PROVIDED DATA:
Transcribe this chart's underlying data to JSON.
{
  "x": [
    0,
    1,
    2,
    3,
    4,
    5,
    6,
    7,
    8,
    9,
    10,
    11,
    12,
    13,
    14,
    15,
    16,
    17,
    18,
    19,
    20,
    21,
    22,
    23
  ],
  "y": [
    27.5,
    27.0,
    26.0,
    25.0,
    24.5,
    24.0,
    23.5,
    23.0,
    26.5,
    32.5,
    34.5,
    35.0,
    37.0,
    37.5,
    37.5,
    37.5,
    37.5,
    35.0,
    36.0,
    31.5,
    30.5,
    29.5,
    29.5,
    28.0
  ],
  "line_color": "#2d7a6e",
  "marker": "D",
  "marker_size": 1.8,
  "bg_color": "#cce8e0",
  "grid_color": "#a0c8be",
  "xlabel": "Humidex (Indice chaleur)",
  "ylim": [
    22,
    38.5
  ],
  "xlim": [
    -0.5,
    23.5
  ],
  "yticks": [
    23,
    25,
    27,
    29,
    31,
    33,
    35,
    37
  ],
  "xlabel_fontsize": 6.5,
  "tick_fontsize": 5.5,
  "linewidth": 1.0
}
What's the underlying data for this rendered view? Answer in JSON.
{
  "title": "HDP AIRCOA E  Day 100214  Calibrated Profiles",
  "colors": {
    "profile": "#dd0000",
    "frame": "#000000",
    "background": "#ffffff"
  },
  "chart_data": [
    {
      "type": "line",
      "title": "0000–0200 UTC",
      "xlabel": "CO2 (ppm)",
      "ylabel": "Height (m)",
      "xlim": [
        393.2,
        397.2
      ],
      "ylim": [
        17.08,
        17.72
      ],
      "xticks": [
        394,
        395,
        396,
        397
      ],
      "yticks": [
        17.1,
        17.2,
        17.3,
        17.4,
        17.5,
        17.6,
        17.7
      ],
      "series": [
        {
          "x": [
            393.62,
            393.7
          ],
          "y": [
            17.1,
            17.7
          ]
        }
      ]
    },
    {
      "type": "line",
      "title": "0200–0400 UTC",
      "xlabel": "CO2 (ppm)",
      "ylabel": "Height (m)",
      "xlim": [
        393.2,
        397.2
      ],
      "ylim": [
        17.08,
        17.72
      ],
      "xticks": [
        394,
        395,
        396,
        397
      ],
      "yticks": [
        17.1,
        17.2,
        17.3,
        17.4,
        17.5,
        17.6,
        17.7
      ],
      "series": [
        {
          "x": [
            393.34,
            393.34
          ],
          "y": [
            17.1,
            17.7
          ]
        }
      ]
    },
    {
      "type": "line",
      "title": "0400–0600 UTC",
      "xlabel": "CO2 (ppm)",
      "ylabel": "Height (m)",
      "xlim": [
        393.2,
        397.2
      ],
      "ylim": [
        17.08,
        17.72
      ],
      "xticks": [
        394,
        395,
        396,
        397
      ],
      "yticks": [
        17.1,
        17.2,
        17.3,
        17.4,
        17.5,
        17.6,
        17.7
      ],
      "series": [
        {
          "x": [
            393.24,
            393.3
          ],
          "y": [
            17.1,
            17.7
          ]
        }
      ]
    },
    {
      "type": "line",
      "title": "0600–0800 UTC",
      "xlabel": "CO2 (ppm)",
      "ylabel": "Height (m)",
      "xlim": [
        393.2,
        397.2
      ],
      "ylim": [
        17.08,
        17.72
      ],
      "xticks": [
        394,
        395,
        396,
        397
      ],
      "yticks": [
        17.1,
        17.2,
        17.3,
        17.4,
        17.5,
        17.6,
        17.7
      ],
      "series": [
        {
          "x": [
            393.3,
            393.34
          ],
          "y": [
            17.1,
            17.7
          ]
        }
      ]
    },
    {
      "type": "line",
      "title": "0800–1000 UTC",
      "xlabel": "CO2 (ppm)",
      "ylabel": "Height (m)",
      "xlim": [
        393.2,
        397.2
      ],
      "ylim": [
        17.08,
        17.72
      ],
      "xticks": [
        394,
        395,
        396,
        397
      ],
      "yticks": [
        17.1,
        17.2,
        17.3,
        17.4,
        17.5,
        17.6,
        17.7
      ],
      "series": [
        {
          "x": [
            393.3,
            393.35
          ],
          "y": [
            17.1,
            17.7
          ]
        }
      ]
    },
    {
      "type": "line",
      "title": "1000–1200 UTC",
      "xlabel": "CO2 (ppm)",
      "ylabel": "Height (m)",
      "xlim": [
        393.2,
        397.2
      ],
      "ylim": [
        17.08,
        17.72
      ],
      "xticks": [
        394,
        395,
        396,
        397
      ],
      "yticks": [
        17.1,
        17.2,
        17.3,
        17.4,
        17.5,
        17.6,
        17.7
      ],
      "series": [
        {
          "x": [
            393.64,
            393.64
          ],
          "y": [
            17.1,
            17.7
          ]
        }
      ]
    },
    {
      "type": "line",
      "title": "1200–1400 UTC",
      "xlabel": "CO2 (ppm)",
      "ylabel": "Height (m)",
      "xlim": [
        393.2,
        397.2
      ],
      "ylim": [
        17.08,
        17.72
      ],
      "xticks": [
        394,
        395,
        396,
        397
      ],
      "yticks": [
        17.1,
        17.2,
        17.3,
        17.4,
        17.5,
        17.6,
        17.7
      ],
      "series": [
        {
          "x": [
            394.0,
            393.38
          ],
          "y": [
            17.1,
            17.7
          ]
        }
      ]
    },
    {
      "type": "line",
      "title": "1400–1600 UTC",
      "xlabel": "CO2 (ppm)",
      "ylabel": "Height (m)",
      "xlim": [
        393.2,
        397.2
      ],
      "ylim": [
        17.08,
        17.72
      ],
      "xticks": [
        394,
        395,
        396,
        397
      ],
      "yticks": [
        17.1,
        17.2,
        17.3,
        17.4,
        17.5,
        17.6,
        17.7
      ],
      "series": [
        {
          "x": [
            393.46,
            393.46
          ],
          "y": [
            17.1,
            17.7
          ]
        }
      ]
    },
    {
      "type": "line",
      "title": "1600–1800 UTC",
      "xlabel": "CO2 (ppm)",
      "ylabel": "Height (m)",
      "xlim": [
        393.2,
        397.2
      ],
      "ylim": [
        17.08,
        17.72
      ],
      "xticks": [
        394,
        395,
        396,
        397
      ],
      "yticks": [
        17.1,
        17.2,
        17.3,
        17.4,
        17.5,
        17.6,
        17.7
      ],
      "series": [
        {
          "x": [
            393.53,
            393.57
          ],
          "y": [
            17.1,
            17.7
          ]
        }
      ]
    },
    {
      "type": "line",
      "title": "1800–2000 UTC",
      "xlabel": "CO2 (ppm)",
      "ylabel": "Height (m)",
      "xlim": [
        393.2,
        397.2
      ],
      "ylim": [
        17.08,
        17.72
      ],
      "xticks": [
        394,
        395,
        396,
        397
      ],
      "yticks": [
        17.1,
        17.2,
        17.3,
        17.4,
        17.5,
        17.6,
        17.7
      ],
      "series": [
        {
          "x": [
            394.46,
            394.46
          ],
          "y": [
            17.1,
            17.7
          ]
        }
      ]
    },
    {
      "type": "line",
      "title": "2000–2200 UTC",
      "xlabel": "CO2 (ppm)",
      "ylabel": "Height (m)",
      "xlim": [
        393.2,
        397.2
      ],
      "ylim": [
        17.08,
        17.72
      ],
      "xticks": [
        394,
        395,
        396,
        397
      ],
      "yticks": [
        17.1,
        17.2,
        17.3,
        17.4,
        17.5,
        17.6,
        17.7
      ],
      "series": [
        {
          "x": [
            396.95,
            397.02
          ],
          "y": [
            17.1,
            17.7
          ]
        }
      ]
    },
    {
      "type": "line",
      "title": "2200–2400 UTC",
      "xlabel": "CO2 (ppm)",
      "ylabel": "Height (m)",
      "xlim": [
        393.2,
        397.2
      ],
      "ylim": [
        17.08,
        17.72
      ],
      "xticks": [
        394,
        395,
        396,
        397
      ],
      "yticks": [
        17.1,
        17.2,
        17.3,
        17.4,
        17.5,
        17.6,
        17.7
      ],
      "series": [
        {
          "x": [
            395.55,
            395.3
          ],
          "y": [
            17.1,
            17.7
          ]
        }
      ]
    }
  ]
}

GIVEN EXERCISE: Which lines hold the word "this"? Copy all of them.

REPLY:
Transcribe this chart's underlying data to JSON.
What's the underlying data for this rendered view? Answer in JSON.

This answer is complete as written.